■ GIVEN INSTRUCTION
Copy each line exactly. Leave nothing out.

════════════════

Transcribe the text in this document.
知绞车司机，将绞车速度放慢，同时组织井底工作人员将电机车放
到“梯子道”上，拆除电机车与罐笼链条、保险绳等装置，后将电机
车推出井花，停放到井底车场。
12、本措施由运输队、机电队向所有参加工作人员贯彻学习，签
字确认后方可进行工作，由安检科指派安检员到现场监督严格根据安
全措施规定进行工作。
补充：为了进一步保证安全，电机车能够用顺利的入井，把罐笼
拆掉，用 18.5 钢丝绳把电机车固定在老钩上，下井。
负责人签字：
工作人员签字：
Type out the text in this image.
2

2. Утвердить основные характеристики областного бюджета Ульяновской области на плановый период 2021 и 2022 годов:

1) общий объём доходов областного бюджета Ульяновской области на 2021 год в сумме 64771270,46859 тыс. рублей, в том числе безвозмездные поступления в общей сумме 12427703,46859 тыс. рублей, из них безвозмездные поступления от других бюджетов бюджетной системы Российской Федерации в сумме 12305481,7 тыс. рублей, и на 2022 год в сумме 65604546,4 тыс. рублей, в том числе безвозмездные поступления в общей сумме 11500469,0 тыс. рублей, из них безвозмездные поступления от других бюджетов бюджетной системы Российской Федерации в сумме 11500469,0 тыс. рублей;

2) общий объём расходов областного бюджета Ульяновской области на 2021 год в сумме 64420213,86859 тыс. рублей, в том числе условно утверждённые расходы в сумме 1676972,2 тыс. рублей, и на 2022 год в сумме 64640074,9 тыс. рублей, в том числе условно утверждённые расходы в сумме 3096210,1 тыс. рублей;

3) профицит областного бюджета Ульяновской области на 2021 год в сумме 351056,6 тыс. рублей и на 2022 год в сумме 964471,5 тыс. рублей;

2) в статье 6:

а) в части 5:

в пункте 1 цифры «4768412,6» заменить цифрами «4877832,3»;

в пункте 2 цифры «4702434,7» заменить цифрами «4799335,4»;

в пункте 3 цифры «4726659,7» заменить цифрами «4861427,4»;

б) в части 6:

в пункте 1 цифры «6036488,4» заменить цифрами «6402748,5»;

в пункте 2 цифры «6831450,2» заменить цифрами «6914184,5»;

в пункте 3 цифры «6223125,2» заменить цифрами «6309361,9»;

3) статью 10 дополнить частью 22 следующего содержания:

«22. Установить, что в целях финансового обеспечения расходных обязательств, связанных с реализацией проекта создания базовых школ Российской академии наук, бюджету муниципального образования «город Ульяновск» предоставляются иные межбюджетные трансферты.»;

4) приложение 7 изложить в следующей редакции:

════════════════

■ THE OUTPUT
Transcribe the text in this document.
知绞车司机，将绞车速度放慢，同时组织井底工作人员将电机车放
到“梯子道”上，拆除电机车与罐笼链条、保险绳等装置，后将电机
车推出井花，停放到井底车场。
12、本措施由运输队、机电队向所有参加工作人员贯彻学习，签
字确认后方可进行工作，由安检科指派安检员到现场监督严格根据安
全措施规定进行工作。
补充：为了进一步保证安全，电机车能够用顺利的入井，把罐笼
拆掉，用 18.5 钢丝绳把电机车固定在老钩上，下井。
负责人签字：
工作人员签字：
Type out the text in this image.
2

2. Утвердить основные характеристики областного бюджета Ульяновской области на плановый период 2021 и 2022 годов:

1) общий объём доходов областного бюджета Ульяновской области на 2021 год в сумме 64771270,46859 тыс. рублей, в том числе безвозмездные поступления в общей сумме 12427703,46859 тыс. рублей, из них безвозмездные поступления от других бюджетов бюджетной системы Российской Федерации в сумме 12305481,7 тыс. рублей, и на 2022 год в сумме 65604546,4 тыс. рублей, в том числе безвозмездные поступления в общей сумме 11500469,0 тыс. рублей, из них безвозмездные поступления от других бюджетов бюджетной системы Российской Федерации в сумме 11500469,0 тыс. рублей;

2) общий объём расходов областного бюджета Ульяновской области на 2021 год в сумме 64420213,86859 тыс. рублей, в том числе условно утверждённые расходы в сумме 1676972,2 тыс. рублей, и на 2022 год в сумме 64640074,9 тыс. рублей, в том числе условно утверждённые расходы в сумме 3096210,1 тыс. рублей;

3) профицит областного бюджета Ульяновской области на 2021 год в сумме 351056,6 тыс. рублей и на 2022 год в сумме 964471,5 тыс. рублей;

2) в статье 6:

а) в части 5:

в пункте 1 цифры «4768412,6» заменить цифрами «4877832,3»;

в пункте 2 цифры «4702434,7» заменить цифрами «4799335,4»;

в пункте 3 цифры «4726659,7» заменить цифрами «4861427,4»;

б) в части 6:

в пункте 1 цифры «6036488,4» заменить цифрами «6402748,5»;

в пункте 2 цифры «6831450,2» заменить цифрами «6914184,5»;

в пункте 3 цифры «6223125,2» заменить цифрами «6309361,9»;

3) статью 10 дополнить частью 22 следующего содержания:

«22. Установить, что в целях финансового обеспечения расходных обязательств, связанных с реализацией проекта создания базовых школ Российской академии наук, бюджету муниципального образования «город Ульяновск» предоставляются иные межбюджетные трансферты.»;

4) приложение 7 изложить в следующей редакции:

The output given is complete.